JOB: Exactly retype the lines below from the one containing "Read out every word on this page." through the end of the listing. Leave pictures out.

[Records excerpted from a collection]
"""

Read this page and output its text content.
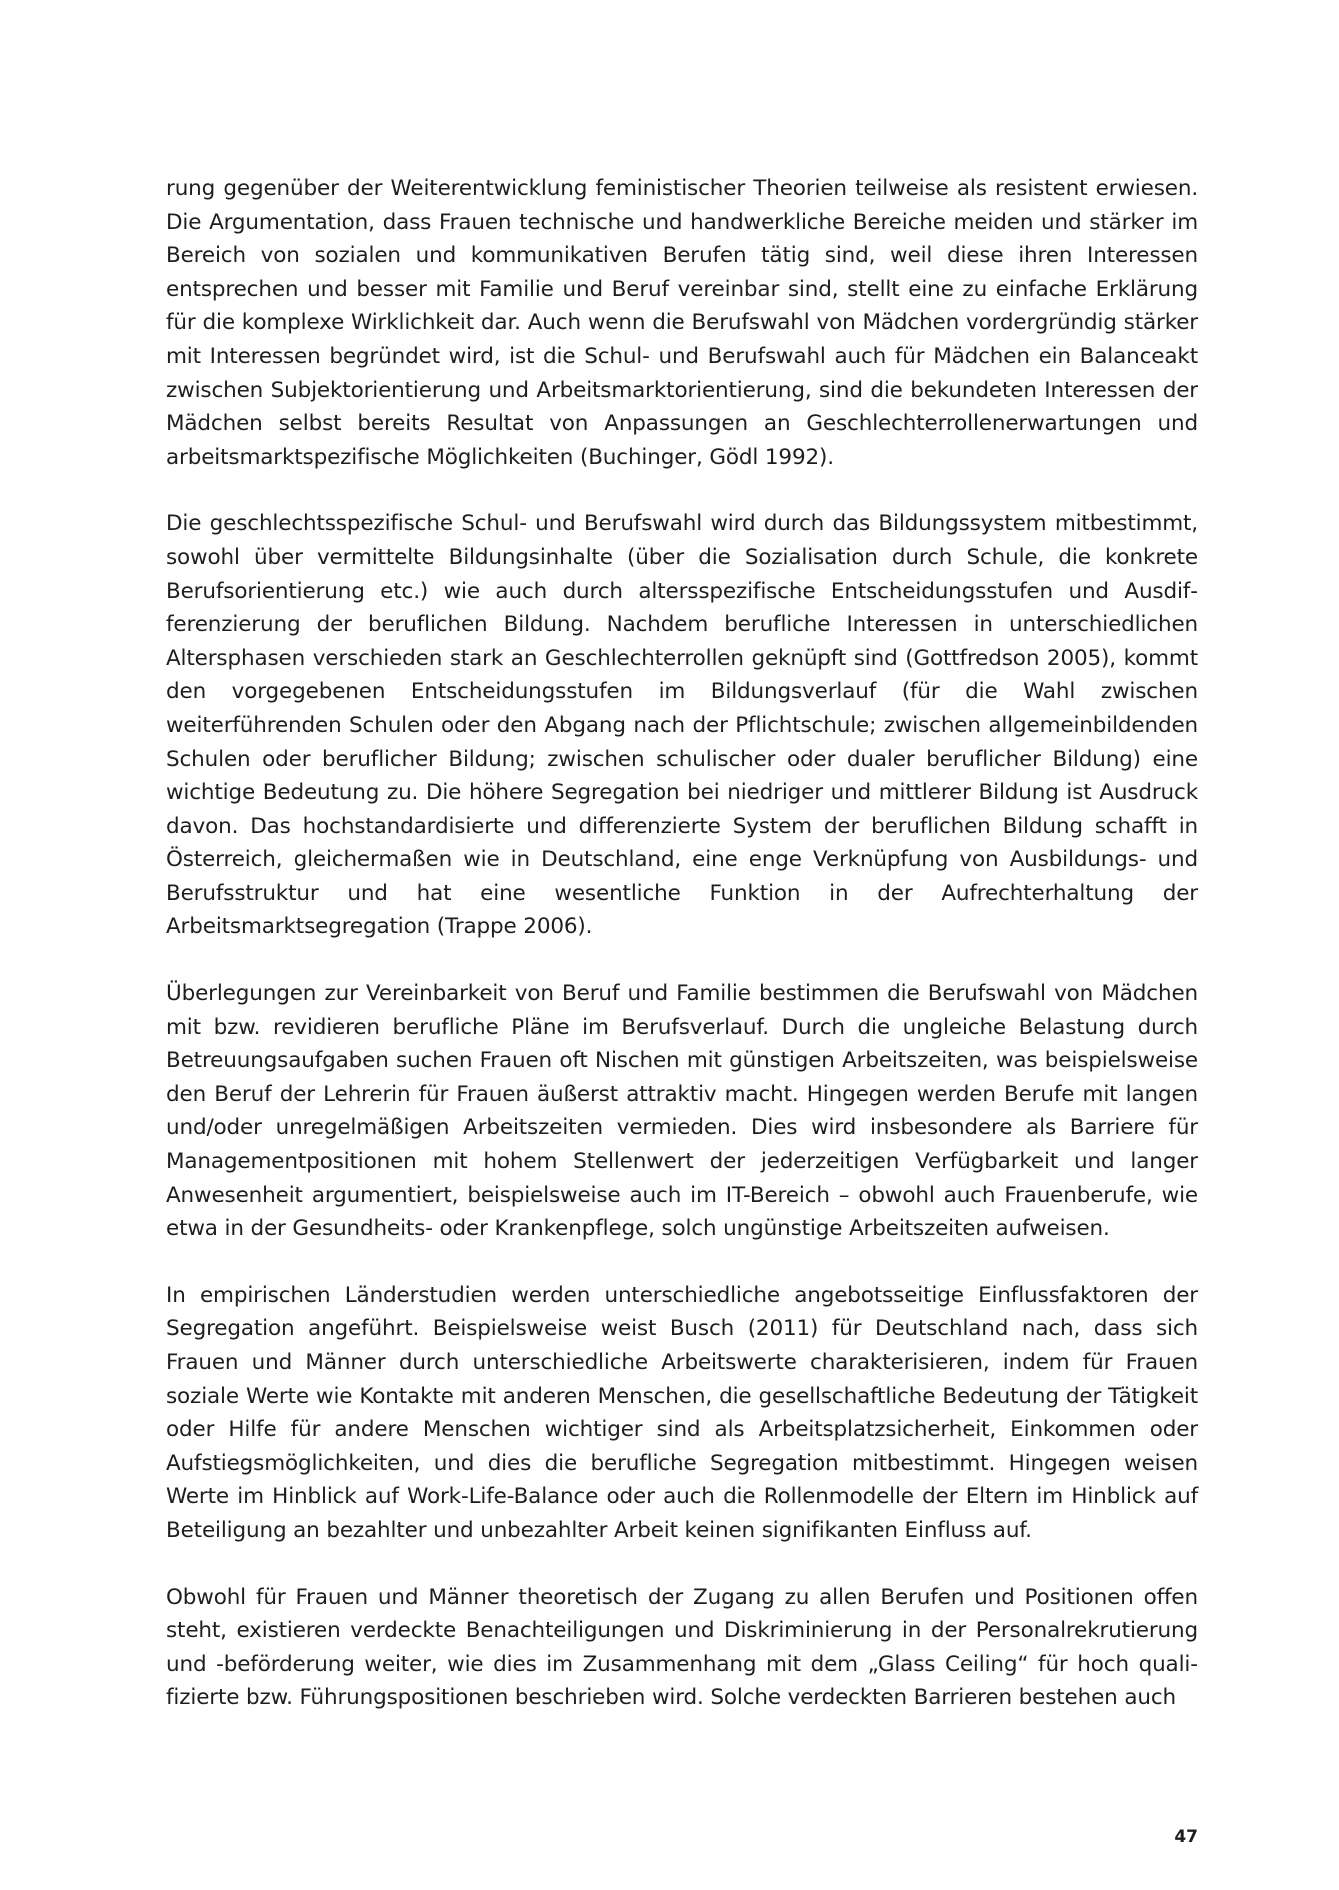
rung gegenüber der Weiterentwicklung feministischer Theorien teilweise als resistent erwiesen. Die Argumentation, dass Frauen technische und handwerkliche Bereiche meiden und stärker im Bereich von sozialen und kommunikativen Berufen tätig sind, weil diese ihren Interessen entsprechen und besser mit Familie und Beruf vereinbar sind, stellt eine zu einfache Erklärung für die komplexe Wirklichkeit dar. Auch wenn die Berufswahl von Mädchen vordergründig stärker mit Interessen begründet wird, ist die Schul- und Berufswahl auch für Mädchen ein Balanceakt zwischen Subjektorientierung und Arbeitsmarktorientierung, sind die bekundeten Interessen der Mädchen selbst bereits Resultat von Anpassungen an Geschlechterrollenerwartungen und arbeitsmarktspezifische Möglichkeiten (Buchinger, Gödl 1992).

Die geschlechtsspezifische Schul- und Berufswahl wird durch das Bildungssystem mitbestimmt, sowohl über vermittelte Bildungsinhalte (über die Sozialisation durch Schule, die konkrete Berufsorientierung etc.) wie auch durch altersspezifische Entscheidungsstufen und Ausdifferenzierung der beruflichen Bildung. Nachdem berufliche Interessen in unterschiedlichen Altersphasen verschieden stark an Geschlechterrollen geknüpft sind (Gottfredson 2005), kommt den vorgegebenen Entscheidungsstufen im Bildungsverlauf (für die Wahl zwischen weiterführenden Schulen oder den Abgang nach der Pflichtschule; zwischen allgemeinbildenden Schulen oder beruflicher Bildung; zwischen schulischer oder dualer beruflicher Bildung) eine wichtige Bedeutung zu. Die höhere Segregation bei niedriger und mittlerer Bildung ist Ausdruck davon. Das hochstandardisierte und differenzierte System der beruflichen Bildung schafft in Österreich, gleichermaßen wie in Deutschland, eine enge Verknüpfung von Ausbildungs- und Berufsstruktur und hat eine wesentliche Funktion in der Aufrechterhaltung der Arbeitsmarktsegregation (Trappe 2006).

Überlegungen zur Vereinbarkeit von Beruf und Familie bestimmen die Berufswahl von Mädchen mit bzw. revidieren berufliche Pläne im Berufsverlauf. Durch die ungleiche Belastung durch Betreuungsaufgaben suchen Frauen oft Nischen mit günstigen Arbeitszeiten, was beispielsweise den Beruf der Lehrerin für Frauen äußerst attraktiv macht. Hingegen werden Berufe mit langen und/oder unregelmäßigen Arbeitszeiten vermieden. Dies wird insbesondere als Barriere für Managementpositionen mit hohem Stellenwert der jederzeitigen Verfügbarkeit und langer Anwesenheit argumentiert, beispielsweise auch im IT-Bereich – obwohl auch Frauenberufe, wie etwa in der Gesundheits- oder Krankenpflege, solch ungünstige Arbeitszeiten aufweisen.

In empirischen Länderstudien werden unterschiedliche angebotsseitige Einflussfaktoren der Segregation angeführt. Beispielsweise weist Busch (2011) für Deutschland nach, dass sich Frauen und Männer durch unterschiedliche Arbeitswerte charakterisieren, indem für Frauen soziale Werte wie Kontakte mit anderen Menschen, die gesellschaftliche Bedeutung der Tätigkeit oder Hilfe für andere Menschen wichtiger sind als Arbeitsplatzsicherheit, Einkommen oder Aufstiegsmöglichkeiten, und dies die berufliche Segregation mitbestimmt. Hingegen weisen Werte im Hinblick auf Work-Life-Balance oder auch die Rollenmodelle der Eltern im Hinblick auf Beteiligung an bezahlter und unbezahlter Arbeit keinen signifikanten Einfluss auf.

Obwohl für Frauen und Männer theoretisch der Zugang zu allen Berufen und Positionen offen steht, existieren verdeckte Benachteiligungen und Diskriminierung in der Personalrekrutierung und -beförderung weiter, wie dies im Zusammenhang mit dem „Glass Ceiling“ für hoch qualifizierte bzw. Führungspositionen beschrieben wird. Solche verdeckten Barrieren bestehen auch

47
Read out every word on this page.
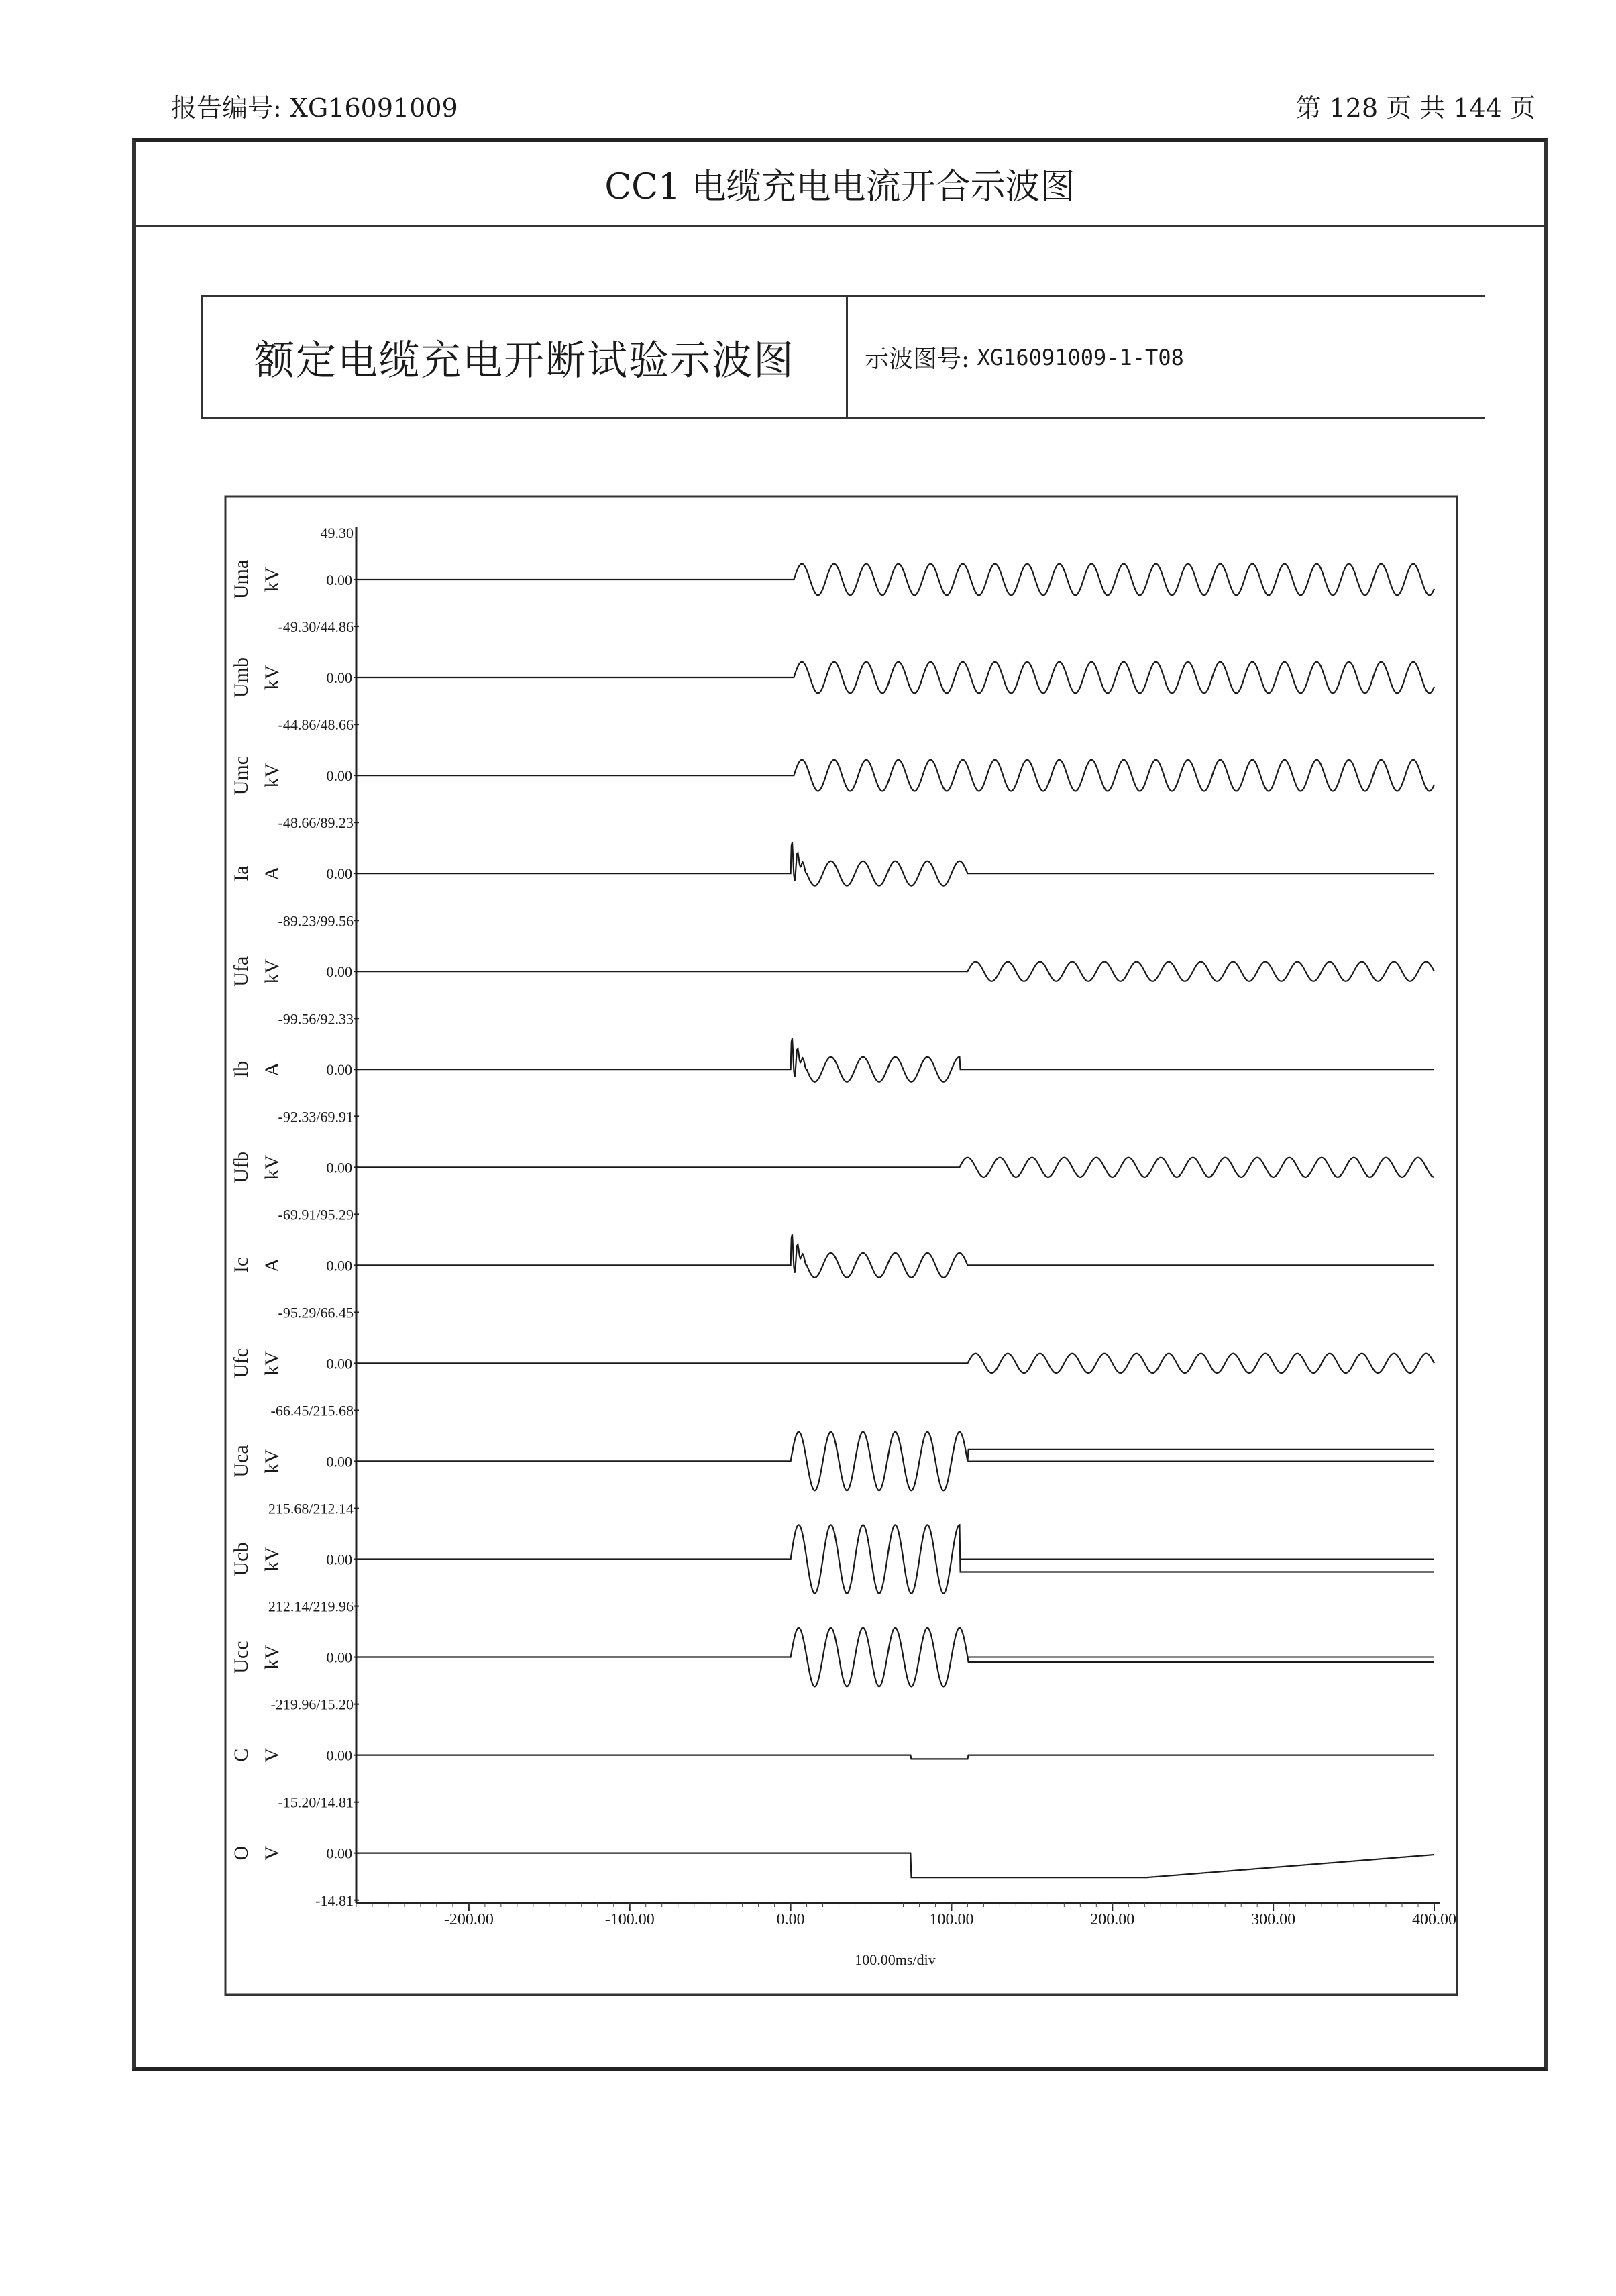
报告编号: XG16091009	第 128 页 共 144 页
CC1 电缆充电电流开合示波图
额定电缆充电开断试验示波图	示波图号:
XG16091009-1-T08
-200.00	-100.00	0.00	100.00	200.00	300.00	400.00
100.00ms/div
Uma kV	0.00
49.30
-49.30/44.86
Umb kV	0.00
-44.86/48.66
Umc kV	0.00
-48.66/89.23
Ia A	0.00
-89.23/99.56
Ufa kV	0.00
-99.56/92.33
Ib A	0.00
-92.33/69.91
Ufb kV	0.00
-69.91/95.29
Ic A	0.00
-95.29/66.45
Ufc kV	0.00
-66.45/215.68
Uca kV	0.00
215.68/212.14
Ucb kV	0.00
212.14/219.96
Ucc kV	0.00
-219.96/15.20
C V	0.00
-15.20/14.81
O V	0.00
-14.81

"""

SOLUTION BELOW:
Read out every word on this page.
报告编号: XG16091009	第 128 页 共 144 页
CC1 电缆充电电流开合示波图
额定电缆充电开断试验示波图	示波图号:
XG16091009-1-T08
-200.00	-100.00	0.00	100.00	200.00	300.00	400.00
100.00ms/div
Uma kV	0.00
49.30
-49.30/44.86
Umb kV	0.00
-44.86/48.66
Umc kV	0.00
-48.66/89.23
Ia A	0.00
-89.23/99.56
Ufa kV	0.00
-99.56/92.33
Ib A	0.00
-92.33/69.91
Ufb kV	0.00
-69.91/95.29
Ic A	0.00
-95.29/66.45
Ufc kV	0.00
-66.45/215.68
Uca kV	0.00
215.68/212.14
Ucb kV	0.00
212.14/219.96
Ucc kV	0.00
-219.96/15.20
C V	0.00
-15.20/14.81
O V	0.00
-14.81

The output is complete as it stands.